→ **Exercise objective**: Every record must be repeated exactly, with no omission.

→ **Extracted data**:
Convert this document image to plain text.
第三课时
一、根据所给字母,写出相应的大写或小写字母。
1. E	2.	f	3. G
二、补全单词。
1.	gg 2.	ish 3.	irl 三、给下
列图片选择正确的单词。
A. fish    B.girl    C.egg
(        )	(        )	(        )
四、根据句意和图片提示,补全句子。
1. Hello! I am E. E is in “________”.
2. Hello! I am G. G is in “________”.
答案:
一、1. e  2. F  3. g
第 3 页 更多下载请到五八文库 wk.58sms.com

→ **Answer**:
Convert this document image to plain text.
第三课时
一、根据所给字母,写出相应的大写或小写字母。
1. E	2.	f	3. G
二、补全单词。
1.	gg 2.	ish 3.	irl 三、给下
列图片选择正确的单词。
A. fish    B.girl    C.egg
(        )	(        )	(        )
四、根据句意和图片提示,补全句子。
1. Hello! I am E. E is in “________”.
2. Hello! I am G. G is in “________”.
答案:
一、1. e  2. F  3. g
第 3 页 更多下载请到五八文库 wk.58sms.com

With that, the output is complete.